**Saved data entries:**
———

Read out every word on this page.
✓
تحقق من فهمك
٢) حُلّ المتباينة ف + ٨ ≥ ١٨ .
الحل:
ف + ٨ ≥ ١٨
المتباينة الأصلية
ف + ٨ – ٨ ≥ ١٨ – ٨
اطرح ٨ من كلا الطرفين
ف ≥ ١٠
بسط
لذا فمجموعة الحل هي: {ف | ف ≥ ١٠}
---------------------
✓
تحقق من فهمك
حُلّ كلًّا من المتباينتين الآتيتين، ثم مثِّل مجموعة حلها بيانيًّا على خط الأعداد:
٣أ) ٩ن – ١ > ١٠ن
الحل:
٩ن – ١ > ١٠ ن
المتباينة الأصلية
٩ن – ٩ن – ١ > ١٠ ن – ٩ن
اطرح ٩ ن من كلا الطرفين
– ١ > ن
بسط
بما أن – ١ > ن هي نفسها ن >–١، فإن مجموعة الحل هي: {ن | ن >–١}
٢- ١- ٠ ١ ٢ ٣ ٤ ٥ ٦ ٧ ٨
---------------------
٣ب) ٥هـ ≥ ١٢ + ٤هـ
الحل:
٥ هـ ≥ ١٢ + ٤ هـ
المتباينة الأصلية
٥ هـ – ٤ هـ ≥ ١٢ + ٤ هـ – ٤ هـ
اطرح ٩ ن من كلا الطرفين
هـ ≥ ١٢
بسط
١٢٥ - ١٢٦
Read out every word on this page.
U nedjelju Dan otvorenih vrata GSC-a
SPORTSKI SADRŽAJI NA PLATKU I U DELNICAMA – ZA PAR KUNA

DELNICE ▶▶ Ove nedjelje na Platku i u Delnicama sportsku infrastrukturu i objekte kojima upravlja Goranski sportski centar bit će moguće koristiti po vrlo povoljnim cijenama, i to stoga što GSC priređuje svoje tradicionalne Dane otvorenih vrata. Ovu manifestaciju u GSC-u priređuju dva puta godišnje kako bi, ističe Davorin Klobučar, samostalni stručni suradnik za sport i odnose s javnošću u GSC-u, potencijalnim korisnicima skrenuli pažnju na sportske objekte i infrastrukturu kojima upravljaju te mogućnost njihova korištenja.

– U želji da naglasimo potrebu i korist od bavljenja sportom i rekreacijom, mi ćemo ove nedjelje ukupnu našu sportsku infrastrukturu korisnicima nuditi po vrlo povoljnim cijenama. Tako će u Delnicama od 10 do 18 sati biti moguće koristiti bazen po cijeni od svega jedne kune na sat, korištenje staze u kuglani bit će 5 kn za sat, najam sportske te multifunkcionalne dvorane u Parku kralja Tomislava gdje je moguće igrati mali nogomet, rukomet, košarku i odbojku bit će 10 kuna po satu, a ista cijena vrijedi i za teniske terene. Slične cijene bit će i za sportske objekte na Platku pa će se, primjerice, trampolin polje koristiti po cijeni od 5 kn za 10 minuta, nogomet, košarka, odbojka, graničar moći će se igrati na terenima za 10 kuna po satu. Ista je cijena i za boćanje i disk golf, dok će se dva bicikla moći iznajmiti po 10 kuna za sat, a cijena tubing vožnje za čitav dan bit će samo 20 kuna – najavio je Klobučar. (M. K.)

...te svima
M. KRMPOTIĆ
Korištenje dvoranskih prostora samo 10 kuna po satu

———

**Exercise:** Please output every record, keeping each line exact.

**Solution to the problem:**
Read out every word on this page.
✓
تحقق من فهمك
٢) حُلّ المتباينة ف + ٨ ≥ ١٨ .
الحل:
ف + ٨ ≥ ١٨
المتباينة الأصلية
ف + ٨ – ٨ ≥ ١٨ – ٨
اطرح ٨ من كلا الطرفين
ف ≥ ١٠
بسط
لذا فمجموعة الحل هي: {ف | ف ≥ ١٠}
---------------------
✓
تحقق من فهمك
حُلّ كلًّا من المتباينتين الآتيتين، ثم مثِّل مجموعة حلها بيانيًّا على خط الأعداد:
٣أ) ٩ن – ١ > ١٠ن
الحل:
٩ن – ١ > ١٠ ن
المتباينة الأصلية
٩ن – ٩ن – ١ > ١٠ ن – ٩ن
اطرح ٩ ن من كلا الطرفين
– ١ > ن
بسط
بما أن – ١ > ن هي نفسها ن >–١، فإن مجموعة الحل هي: {ن | ن >–١}
٢- ١- ٠ ١ ٢ ٣ ٤ ٥ ٦ ٧ ٨
---------------------
٣ب) ٥هـ ≥ ١٢ + ٤هـ
الحل:
٥ هـ ≥ ١٢ + ٤ هـ
المتباينة الأصلية
٥ هـ – ٤ هـ ≥ ١٢ + ٤ هـ – ٤ هـ
اطرح ٩ ن من كلا الطرفين
هـ ≥ ١٢
بسط
١٢٥ - ١٢٦
Read out every word on this page.
U nedjelju Dan otvorenih vrata GSC-a
SPORTSKI SADRŽAJI NA PLATKU I U DELNICAMA – ZA PAR KUNA

DELNICE ▶▶ Ove nedjelje na Platku i u Delnicama sportsku infrastrukturu i objekte kojima upravlja Goranski sportski centar bit će moguće koristiti po vrlo povoljnim cijenama, i to stoga što GSC priređuje svoje tradicionalne Dane otvorenih vrata. Ovu manifestaciju u GSC-u priređuju dva puta godišnje kako bi, ističe Davorin Klobučar, samostalni stručni suradnik za sport i odnose s javnošću u GSC-u, potencijalnim korisnicima skrenuli pažnju na sportske objekte i infrastrukturu kojima upravljaju te mogućnost njihova korištenja.

– U želji da naglasimo potrebu i korist od bavljenja sportom i rekreacijom, mi ćemo ove nedjelje ukupnu našu sportsku infrastrukturu korisnicima nuditi po vrlo povoljnim cijenama. Tako će u Delnicama od 10 do 18 sati biti moguće koristiti bazen po cijeni od svega jedne kune na sat, korištenje staze u kuglani bit će 5 kn za sat, najam sportske te multifunkcionalne dvorane u Parku kralja Tomislava gdje je moguće igrati mali nogomet, rukomet, košarku i odbojku bit će 10 kuna po satu, a ista cijena vrijedi i za teniske terene. Slične cijene bit će i za sportske objekte na Platku pa će se, primjerice, trampolin polje koristiti po cijeni od 5 kn za 10 minuta, nogomet, košarka, odbojka, graničar moći će se igrati na terenima za 10 kuna po satu. Ista je cijena i za boćanje i disk golf, dok će se dva bicikla moći iznajmiti po 10 kuna za sat, a cijena tubing vožnje za čitav dan bit će samo 20 kuna – najavio je Klobučar. (M. K.)

...te svima
M. KRMPOTIĆ
Korištenje dvoranskih prostora samo 10 kuna po satu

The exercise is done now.